---------- Dataset records

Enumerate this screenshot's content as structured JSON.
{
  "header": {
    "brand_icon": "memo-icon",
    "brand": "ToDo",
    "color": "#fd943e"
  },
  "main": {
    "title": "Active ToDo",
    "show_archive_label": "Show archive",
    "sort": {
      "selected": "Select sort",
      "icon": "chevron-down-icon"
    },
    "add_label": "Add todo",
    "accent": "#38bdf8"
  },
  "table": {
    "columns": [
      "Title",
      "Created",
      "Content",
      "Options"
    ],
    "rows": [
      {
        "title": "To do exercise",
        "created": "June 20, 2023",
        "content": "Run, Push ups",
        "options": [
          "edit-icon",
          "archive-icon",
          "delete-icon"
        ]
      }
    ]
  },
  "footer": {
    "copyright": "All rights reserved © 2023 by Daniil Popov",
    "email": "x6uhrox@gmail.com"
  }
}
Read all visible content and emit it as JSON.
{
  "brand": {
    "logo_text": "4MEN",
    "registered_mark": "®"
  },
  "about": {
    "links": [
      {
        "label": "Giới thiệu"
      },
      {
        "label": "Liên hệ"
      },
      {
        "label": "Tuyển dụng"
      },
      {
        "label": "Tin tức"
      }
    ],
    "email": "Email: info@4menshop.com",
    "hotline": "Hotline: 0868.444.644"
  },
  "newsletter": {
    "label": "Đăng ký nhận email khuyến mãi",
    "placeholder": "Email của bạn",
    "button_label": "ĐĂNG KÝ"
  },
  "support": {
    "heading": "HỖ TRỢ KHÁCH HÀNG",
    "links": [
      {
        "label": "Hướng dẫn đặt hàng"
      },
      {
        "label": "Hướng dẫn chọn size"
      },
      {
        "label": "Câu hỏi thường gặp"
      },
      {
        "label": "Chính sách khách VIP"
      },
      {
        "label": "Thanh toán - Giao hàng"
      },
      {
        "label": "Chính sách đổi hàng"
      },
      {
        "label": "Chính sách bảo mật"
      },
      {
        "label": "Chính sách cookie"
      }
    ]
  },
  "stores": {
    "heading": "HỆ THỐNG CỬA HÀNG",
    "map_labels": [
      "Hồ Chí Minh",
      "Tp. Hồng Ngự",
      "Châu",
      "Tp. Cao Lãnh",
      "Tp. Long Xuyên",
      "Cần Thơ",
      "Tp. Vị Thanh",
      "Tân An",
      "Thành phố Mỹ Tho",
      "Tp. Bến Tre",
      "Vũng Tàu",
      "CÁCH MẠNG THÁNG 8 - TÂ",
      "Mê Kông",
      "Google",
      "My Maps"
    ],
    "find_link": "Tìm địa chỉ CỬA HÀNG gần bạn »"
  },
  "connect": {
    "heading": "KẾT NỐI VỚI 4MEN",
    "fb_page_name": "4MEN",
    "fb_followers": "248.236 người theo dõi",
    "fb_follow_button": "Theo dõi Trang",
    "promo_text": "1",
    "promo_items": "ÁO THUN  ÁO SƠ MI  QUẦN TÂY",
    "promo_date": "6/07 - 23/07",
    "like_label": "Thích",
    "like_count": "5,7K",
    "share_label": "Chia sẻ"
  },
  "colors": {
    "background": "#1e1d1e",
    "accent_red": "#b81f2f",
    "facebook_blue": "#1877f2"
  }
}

--------------------
---------- Dataset records

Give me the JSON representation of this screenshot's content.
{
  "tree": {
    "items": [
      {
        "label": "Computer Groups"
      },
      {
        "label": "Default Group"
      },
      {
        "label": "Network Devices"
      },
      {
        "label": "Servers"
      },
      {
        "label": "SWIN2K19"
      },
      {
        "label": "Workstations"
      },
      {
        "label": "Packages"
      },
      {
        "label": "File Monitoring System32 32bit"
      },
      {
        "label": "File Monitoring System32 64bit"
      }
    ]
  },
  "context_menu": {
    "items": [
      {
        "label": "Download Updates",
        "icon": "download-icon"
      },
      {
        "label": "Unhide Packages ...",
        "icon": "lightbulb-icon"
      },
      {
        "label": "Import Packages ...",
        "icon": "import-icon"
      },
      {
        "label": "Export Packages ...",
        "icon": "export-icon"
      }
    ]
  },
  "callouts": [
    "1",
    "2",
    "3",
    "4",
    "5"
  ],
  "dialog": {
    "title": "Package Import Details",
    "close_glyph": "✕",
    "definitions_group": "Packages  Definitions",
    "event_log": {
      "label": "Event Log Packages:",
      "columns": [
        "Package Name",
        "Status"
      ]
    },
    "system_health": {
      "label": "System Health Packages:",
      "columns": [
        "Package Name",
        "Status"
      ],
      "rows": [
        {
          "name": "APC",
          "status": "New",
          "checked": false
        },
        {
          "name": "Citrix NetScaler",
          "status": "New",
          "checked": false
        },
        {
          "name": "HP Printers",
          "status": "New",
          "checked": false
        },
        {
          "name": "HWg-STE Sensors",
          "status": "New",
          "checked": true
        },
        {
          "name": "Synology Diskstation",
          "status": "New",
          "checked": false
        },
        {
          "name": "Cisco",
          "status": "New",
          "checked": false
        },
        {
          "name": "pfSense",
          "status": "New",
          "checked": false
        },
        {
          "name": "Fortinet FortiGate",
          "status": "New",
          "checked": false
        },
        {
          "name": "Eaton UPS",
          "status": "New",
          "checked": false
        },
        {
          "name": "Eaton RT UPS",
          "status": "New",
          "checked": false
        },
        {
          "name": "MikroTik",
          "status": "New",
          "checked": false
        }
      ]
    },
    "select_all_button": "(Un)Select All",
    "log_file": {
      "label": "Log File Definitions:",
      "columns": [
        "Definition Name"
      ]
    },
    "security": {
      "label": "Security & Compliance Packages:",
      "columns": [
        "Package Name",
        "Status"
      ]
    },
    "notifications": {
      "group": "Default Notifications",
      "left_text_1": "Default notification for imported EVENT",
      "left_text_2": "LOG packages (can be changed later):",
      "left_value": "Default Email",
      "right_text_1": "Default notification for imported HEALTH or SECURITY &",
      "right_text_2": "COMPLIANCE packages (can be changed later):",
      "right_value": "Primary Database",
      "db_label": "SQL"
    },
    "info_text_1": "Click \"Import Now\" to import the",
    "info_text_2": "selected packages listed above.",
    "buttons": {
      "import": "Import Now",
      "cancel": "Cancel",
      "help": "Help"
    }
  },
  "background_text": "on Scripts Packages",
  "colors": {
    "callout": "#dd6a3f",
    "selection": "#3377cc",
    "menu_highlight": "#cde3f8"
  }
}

--------------------

**Given problem**
Of the lines in the entries, how many include the word "Default"? State only the number.

**Result**
5